TASK DIRECTIONS
In the material below, find all lines with the string "سماك" and copy them.

[Collection entries]
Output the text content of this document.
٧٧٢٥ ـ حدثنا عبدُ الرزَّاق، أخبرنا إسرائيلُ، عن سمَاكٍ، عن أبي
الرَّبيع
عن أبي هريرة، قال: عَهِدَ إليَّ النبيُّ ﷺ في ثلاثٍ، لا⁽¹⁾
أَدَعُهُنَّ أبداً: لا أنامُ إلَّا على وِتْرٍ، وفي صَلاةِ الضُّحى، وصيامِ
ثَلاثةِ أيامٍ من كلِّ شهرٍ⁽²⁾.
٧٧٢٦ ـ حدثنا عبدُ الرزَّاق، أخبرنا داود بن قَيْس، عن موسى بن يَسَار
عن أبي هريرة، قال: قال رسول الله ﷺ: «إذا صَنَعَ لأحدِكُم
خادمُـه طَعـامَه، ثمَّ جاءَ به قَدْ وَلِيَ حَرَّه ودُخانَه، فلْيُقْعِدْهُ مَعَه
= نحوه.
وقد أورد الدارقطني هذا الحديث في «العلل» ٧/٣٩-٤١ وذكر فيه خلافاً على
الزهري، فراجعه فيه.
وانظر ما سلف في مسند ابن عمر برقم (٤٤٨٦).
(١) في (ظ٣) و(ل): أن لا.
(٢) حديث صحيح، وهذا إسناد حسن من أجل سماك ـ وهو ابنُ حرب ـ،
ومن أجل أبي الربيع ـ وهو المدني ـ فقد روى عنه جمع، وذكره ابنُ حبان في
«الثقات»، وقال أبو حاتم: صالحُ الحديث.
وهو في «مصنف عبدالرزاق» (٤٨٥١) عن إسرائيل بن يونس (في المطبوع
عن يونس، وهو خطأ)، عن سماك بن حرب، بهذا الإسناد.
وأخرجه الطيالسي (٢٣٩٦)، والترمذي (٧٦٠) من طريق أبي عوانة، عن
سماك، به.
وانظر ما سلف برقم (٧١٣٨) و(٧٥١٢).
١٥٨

SOLUTION TO THE PROBLEM
(٢) حديث صحيح، وهذا إسناد حسن من أجل سماك ـ وهو ابنُ حرب ـ،
عن يونس، وهو خطأ)، عن سماك بن حرب، بهذا الإسناد.
سماك، به.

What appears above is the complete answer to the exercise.